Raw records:
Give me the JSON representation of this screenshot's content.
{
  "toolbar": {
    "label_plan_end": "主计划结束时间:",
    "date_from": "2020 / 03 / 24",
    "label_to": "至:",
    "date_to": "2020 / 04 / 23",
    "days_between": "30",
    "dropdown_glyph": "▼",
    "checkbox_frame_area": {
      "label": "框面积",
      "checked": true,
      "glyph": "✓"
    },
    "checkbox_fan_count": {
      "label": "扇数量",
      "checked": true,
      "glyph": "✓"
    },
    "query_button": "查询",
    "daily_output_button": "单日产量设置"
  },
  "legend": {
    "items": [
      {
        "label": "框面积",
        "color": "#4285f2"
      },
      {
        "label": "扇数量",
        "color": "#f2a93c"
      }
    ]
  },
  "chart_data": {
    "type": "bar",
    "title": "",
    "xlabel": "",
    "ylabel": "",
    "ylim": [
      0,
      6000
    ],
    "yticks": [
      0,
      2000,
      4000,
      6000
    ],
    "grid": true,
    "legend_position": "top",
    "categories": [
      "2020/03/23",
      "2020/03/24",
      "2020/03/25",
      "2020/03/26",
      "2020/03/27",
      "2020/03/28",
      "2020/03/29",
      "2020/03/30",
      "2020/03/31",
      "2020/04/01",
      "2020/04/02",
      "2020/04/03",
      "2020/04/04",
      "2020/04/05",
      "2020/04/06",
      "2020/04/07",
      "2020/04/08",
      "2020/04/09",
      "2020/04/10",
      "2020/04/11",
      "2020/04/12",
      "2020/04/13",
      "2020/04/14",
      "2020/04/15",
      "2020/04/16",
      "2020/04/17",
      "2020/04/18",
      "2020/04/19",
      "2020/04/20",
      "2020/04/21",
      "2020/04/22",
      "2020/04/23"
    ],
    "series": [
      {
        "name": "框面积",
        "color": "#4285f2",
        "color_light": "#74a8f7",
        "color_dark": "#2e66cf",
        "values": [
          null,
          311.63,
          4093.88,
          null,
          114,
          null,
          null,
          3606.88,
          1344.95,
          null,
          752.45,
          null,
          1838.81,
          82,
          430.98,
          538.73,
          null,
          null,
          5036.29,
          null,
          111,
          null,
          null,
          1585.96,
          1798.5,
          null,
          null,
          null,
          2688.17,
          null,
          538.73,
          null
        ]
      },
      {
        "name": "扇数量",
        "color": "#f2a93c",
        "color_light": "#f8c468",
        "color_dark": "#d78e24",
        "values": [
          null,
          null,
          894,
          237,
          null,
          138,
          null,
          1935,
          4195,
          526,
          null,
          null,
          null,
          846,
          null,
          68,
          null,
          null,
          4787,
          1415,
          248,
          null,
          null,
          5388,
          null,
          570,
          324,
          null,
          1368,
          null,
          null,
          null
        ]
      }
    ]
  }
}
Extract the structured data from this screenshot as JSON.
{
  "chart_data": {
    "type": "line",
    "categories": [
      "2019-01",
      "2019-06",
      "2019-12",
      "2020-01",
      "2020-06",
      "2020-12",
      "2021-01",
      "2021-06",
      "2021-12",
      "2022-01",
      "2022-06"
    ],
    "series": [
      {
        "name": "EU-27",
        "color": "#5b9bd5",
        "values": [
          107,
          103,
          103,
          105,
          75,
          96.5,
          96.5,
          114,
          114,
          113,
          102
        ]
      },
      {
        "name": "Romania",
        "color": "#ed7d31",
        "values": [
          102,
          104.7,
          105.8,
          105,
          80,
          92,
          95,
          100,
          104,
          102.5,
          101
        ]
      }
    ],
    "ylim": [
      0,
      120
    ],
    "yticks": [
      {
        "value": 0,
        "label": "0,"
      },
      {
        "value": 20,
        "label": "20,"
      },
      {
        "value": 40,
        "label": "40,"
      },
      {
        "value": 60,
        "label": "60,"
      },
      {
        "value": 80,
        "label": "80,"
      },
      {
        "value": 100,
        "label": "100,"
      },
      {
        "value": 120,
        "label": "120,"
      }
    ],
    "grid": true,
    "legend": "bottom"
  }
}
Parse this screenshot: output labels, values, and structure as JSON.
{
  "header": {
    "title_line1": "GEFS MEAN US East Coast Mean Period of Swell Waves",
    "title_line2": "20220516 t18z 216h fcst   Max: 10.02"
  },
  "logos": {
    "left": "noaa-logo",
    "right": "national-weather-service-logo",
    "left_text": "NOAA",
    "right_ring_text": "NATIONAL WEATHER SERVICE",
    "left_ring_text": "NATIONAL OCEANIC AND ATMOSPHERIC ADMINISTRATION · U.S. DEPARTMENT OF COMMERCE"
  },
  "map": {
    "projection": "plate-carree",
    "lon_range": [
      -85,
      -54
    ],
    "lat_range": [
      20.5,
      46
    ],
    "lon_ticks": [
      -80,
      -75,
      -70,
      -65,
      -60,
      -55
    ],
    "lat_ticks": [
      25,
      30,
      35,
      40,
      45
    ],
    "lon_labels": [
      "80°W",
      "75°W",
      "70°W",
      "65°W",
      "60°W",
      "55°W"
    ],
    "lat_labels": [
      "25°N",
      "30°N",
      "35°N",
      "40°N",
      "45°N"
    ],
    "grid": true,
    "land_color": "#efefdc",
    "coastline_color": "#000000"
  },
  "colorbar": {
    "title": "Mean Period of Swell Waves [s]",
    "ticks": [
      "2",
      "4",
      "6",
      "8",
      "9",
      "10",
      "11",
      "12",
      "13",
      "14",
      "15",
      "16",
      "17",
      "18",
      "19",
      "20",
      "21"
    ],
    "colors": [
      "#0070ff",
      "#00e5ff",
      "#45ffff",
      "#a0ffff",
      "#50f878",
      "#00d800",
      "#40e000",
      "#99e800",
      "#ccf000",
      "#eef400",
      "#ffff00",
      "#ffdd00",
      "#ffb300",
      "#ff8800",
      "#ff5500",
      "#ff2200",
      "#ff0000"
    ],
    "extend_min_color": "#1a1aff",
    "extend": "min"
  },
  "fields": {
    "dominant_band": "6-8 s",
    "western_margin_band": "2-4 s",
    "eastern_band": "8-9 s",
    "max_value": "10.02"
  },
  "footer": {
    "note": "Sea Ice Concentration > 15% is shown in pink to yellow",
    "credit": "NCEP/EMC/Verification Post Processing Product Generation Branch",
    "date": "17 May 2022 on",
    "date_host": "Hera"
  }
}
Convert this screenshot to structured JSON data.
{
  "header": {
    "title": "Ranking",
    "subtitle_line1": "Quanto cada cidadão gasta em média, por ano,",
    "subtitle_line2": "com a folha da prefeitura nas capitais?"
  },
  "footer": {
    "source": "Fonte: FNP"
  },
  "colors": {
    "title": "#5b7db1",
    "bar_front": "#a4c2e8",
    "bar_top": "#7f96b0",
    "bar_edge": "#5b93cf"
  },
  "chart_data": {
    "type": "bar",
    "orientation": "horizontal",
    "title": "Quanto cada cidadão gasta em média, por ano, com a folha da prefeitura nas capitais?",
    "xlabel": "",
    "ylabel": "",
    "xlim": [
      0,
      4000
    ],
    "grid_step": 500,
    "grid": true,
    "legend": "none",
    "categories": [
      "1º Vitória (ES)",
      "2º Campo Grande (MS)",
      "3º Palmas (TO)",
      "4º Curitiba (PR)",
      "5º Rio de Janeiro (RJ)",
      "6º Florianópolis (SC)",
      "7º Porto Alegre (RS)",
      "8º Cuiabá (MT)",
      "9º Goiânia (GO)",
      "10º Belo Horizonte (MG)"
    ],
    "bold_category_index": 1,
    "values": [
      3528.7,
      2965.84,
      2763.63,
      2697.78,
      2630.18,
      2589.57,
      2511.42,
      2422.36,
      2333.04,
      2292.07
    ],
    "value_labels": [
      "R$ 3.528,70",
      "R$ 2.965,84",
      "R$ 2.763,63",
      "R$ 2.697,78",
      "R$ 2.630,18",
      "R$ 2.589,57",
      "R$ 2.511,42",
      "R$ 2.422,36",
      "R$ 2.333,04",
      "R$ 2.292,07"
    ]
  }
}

- **Required work**
Write out exactly the lines from the line holding "Convert this screenshot" through the last line of the data, and nothing besides those lines.

- **Result for this exercise**
Convert this screenshot to structured JSON data.
{
  "header": {
    "title": "Ranking",
    "subtitle_line1": "Quanto cada cidadão gasta em média, por ano,",
    "subtitle_line2": "com a folha da prefeitura nas capitais?"
  },
  "footer": {
    "source": "Fonte: FNP"
  },
  "colors": {
    "title": "#5b7db1",
    "bar_front": "#a4c2e8",
    "bar_top": "#7f96b0",
    "bar_edge": "#5b93cf"
  },
  "chart_data": {
    "type": "bar",
    "orientation": "horizontal",
    "title": "Quanto cada cidadão gasta em média, por ano, com a folha da prefeitura nas capitais?",
    "xlabel": "",
    "ylabel": "",
    "xlim": [
      0,
      4000
    ],
    "grid_step": 500,
    "grid": true,
    "legend": "none",
    "categories": [
      "1º Vitória (ES)",
      "2º Campo Grande (MS)",
      "3º Palmas (TO)",
      "4º Curitiba (PR)",
      "5º Rio de Janeiro (RJ)",
      "6º Florianópolis (SC)",
      "7º Porto Alegre (RS)",
      "8º Cuiabá (MT)",
      "9º Goiânia (GO)",
      "10º Belo Horizonte (MG)"
    ],
    "bold_category_index": 1,
    "values": [
      3528.7,
      2965.84,
      2763.63,
      2697.78,
      2630.18,
      2589.57,
      2511.42,
      2422.36,
      2333.04,
      2292.07
    ],
    "value_labels": [
      "R$ 3.528,70",
      "R$ 2.965,84",
      "R$ 2.763,63",
      "R$ 2.697,78",
      "R$ 2.630,18",
      "R$ 2.589,57",
      "R$ 2.511,42",
      "R$ 2.422,36",
      "R$ 2.333,04",
      "R$ 2.292,07"
    ]
  }
}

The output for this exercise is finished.